● Task brief
Go through the listing below and list every line with "right".

● Input
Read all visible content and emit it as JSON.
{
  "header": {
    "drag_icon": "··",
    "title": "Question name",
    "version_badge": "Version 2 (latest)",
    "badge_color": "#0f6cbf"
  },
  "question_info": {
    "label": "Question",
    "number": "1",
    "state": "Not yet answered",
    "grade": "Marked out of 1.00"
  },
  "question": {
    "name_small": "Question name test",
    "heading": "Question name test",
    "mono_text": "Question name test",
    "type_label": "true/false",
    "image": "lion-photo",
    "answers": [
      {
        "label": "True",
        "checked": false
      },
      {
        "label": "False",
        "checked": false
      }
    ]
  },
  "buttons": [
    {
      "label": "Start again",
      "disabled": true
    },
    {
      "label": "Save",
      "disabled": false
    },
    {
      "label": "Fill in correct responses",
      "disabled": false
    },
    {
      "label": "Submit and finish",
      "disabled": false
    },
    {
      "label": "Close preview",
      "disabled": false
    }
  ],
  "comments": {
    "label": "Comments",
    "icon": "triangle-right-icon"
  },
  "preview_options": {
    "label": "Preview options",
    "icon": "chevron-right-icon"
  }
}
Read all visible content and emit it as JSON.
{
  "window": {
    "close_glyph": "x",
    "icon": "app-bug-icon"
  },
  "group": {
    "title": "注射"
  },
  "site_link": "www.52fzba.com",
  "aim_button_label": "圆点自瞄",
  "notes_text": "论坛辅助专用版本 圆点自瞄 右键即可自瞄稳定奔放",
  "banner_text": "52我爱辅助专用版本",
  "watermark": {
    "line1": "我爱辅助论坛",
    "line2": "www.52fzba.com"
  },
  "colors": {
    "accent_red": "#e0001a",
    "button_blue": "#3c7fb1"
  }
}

● Written solution
    "icon": "triangle-right-icon"
    "icon": "chevron-right-icon"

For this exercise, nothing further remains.